↓↓↓

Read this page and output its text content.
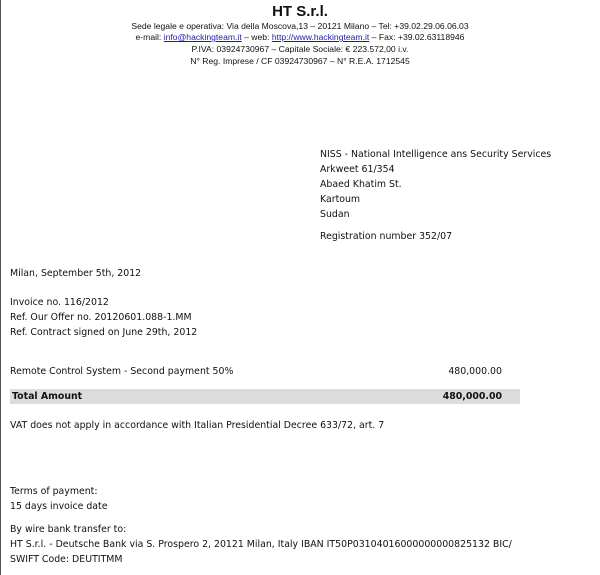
HT S.r.l.
Sede legale e operativa: Via della Moscova,13 – 20121 Milano – Tel: +39.02.29.06.06.03
e-mail: info@hackingteam.it – web: http://www.hackingteam.it – Fax: +39.02.63118946
P.IVA: 03924730967 – Capitale Sociale: € 223.572,00 i.v.
N° Reg. Imprese / CF 03924730967 – N° R.E.A. 1712545
NISS - National Intelligence ans Security Services
Arkweet 61/354
Abaed Khatim St.
Kartoum
Sudan
Registration number 352/07
Milan, September 5th, 2012
Invoice no. 116/2012
Ref. Our Offer no. 20120601.088-1.MM
Ref. Contract signed on June 29th, 2012
Remote Control System - Second payment 50%	480,000.00
Total Amount	480,000.00
VAT does not apply in accordance with Italian Presidential Decree 633/72, art. 7
Terms of payment:
15 days invoice date
By wire bank transfer to:
HT S.r.l. - Deutsche Bank via S. Prospero 2, 20121 Milan, Italy IBAN IT50P03104016000000000825132 BIC/
SWIFT Code: DEUTITMM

↑↑↑

Work to be completed: Make an exact copy of the data above, pictures excluded.

Exercise output:
Read this page and output its text content.
HT S.r.l.
Sede legale e operativa: Via della Moscova,13 – 20121 Milano – Tel: +39.02.29.06.06.03
e-mail: info@hackingteam.it – web: http://www.hackingteam.it – Fax: +39.02.63118946
P.IVA: 03924730967 – Capitale Sociale: € 223.572,00 i.v.
N° Reg. Imprese / CF 03924730967 – N° R.E.A. 1712545
NISS - National Intelligence ans Security Services
Arkweet 61/354
Abaed Khatim St.
Kartoum
Sudan
Registration number 352/07
Milan, September 5th, 2012
Invoice no. 116/2012
Ref. Our Offer no. 20120601.088-1.MM
Ref. Contract signed on June 29th, 2012
Remote Control System - Second payment 50%	480,000.00
Total Amount	480,000.00
VAT does not apply in accordance with Italian Presidential Decree 633/72, art. 7
Terms of payment:
15 days invoice date
By wire bank transfer to:
HT S.r.l. - Deutsche Bank via S. Prospero 2, 20121 Milan, Italy IBAN IT50P03104016000000000825132 BIC/
SWIFT Code: DEUTITMM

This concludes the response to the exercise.